* [STATED EXERCISE] Without including any pictures, write out the listing below exactly.

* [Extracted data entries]
◇ ◇ ◇ ◇ ◇
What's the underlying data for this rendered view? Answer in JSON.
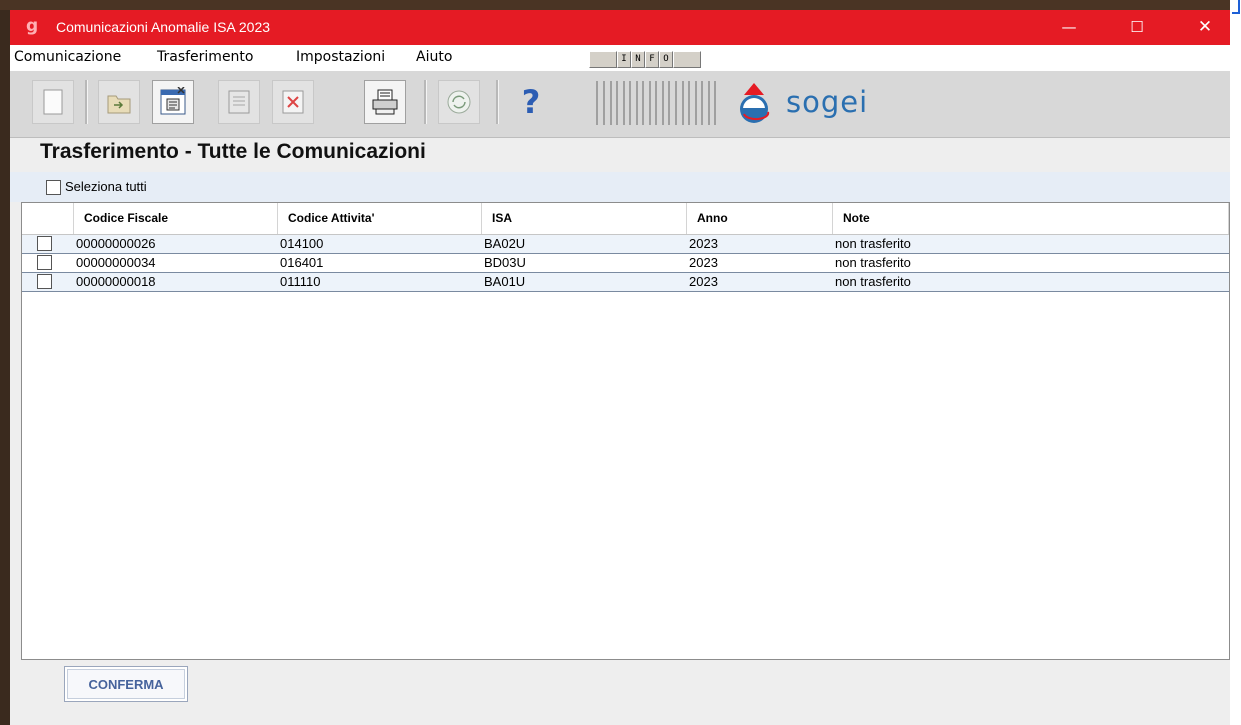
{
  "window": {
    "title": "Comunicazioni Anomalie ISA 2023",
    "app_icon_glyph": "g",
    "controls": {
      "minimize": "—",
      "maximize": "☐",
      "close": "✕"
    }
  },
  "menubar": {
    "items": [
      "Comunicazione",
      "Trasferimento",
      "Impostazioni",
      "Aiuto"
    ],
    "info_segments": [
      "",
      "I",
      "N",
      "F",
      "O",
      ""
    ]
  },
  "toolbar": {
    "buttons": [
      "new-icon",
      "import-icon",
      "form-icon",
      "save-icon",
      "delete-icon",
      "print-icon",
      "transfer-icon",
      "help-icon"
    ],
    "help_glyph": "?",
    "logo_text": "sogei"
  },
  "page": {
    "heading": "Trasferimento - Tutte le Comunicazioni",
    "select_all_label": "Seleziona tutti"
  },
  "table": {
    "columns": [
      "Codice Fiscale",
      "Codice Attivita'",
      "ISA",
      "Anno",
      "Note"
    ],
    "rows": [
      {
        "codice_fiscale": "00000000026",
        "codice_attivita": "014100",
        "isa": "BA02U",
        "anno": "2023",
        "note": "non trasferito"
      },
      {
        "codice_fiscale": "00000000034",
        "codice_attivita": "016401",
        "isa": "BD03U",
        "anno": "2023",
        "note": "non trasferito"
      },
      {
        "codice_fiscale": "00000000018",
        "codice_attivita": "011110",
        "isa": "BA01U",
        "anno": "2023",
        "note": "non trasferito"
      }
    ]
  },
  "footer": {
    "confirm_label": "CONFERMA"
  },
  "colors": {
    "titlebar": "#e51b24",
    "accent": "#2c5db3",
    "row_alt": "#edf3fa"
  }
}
◇ ◇ ◇ ◇ ◇
* [EXERCISE ANSWER]
What's the underlying data for this rendered view? Answer in JSON.
{
  "window": {
    "title": "Comunicazioni Anomalie ISA 2023",
    "app_icon_glyph": "g",
    "controls": {
      "minimize": "—",
      "maximize": "☐",
      "close": "✕"
    }
  },
  "menubar": {
    "items": [
      "Comunicazione",
      "Trasferimento",
      "Impostazioni",
      "Aiuto"
    ],
    "info_segments": [
      "",
      "I",
      "N",
      "F",
      "O",
      ""
    ]
  },
  "toolbar": {
    "buttons": [
      "new-icon",
      "import-icon",
      "form-icon",
      "save-icon",
      "delete-icon",
      "print-icon",
      "transfer-icon",
      "help-icon"
    ],
    "help_glyph": "?",
    "logo_text": "sogei"
  },
  "page": {
    "heading": "Trasferimento - Tutte le Comunicazioni",
    "select_all_label": "Seleziona tutti"
  },
  "table": {
    "columns": [
      "Codice Fiscale",
      "Codice Attivita'",
      "ISA",
      "Anno",
      "Note"
    ],
    "rows": [
      {
        "codice_fiscale": "00000000026",
        "codice_attivita": "014100",
        "isa": "BA02U",
        "anno": "2023",
        "note": "non trasferito"
      },
      {
        "codice_fiscale": "00000000034",
        "codice_attivita": "016401",
        "isa": "BD03U",
        "anno": "2023",
        "note": "non trasferito"
      },
      {
        "codice_fiscale": "00000000018",
        "codice_attivita": "011110",
        "isa": "BA01U",
        "anno": "2023",
        "note": "non trasferito"
      }
    ]
  },
  "footer": {
    "confirm_label": "CONFERMA"
  },
  "colors": {
    "titlebar": "#e51b24",
    "accent": "#2c5db3",
    "row_alt": "#edf3fa"
  }
}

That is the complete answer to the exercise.